GOAL – Show all lines that include the string "USDCHF"; copy each one.

GIVEN DATA –
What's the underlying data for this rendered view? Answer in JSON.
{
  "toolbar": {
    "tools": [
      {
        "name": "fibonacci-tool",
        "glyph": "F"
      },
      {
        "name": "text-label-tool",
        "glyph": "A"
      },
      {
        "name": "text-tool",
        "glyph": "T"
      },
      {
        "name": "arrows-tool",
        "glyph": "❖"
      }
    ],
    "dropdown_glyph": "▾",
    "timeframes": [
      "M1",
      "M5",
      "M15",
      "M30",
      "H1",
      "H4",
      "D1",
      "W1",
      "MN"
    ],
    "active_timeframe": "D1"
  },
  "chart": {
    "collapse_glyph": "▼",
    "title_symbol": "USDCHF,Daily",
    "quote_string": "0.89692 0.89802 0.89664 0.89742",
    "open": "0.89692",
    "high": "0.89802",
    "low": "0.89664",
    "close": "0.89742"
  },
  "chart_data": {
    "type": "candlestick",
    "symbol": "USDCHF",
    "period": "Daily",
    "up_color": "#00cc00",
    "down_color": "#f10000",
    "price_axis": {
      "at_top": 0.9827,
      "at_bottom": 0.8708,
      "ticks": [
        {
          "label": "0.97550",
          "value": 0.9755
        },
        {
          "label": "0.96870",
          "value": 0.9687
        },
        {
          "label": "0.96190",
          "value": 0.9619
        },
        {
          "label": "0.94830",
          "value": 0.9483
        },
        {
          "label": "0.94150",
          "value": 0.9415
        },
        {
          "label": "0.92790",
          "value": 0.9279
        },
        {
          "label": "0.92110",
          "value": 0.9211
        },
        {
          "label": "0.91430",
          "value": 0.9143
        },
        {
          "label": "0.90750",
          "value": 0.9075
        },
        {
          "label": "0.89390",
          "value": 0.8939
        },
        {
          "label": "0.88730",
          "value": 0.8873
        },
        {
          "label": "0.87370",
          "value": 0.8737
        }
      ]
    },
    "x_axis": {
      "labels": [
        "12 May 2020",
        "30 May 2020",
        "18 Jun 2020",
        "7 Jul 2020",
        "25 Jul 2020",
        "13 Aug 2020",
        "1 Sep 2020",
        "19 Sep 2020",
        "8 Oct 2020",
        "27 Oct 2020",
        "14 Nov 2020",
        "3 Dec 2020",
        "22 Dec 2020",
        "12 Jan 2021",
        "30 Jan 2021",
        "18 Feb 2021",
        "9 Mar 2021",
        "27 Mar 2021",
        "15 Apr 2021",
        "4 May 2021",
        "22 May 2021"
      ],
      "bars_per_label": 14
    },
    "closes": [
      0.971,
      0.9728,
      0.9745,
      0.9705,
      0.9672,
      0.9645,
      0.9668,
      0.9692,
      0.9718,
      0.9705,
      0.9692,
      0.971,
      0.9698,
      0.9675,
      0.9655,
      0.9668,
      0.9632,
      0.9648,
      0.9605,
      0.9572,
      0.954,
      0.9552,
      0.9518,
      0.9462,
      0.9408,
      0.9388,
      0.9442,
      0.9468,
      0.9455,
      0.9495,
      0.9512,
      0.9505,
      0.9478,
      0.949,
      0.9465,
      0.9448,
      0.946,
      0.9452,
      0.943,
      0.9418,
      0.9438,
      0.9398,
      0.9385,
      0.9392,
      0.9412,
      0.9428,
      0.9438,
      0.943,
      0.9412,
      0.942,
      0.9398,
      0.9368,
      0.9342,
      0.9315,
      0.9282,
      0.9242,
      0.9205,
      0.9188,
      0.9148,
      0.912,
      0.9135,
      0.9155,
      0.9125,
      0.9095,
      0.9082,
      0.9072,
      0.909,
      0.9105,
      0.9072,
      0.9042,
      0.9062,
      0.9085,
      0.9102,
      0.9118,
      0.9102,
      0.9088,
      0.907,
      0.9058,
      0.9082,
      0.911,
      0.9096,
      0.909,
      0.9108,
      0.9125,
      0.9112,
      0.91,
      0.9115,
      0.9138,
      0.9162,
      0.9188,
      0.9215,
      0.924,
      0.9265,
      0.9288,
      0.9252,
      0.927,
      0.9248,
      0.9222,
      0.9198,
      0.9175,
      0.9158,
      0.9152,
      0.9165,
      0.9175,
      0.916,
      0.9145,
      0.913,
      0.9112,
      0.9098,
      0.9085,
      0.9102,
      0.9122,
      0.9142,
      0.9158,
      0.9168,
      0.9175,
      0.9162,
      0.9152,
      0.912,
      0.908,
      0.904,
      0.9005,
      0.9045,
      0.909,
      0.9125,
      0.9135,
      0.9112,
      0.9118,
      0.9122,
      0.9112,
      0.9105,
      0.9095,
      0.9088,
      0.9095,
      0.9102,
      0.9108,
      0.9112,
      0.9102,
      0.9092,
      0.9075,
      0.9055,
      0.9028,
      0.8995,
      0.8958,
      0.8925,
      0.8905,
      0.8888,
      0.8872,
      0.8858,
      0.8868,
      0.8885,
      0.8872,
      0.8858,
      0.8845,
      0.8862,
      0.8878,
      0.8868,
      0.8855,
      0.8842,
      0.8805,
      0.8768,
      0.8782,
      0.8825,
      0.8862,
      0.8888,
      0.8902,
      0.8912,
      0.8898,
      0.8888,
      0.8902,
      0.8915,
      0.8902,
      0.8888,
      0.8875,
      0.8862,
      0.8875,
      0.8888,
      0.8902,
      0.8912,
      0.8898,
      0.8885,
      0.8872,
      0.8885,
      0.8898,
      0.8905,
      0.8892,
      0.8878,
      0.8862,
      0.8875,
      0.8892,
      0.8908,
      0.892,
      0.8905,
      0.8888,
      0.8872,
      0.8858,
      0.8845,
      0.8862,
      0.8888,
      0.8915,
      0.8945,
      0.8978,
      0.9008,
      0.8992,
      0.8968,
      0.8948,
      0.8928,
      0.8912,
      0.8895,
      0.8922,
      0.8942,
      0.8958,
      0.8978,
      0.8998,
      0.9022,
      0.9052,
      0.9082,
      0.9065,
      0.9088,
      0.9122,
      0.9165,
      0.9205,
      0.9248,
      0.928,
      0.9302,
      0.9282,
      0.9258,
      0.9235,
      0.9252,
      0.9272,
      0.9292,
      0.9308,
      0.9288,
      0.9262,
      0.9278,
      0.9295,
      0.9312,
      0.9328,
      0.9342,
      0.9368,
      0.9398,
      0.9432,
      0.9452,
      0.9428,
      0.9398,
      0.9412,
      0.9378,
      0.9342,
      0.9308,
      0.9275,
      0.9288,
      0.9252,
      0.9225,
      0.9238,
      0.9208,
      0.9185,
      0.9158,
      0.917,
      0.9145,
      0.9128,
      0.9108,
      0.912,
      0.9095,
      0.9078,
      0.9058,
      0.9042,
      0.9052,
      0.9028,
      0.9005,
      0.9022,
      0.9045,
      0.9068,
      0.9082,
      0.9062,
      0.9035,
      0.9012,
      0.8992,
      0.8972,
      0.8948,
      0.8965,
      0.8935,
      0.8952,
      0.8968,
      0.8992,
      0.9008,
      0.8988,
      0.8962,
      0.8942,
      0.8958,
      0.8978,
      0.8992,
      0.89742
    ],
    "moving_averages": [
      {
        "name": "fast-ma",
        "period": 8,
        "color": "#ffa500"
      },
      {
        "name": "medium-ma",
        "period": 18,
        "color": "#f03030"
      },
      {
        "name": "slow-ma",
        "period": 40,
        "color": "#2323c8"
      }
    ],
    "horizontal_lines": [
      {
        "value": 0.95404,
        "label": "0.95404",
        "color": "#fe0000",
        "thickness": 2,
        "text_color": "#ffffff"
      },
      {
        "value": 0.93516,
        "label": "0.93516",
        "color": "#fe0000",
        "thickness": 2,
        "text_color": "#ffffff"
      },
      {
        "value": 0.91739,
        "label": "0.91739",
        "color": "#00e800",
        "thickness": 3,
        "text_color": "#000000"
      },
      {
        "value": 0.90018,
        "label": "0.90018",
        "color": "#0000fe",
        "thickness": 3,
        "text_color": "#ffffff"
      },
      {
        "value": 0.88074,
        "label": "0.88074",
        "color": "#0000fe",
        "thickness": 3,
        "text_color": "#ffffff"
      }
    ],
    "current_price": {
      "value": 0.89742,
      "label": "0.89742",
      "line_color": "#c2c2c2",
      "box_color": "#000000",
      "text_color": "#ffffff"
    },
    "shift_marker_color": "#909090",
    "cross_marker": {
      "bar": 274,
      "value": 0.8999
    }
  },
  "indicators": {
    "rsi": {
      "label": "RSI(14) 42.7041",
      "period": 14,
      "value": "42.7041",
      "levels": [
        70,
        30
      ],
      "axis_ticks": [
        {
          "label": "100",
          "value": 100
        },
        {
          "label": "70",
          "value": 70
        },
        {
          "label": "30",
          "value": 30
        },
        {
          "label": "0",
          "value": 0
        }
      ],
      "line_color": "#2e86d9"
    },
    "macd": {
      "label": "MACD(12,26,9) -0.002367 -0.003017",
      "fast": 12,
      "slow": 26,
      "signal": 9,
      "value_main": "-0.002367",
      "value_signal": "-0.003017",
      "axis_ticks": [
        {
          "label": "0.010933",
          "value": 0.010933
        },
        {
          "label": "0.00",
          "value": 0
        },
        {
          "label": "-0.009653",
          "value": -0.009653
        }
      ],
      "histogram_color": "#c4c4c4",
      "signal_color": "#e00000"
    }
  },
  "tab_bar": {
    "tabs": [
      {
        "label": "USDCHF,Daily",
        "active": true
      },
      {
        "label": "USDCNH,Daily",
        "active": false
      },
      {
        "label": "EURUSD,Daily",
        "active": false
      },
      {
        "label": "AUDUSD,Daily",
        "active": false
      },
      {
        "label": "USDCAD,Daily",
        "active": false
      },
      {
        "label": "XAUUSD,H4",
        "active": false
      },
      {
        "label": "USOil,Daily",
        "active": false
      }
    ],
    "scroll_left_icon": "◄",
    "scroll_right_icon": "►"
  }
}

FINAL ANSWER –
    "title_symbol": "USDCHF,Daily",
    "symbol": "USDCHF",
        "label": "USDCHF,Daily",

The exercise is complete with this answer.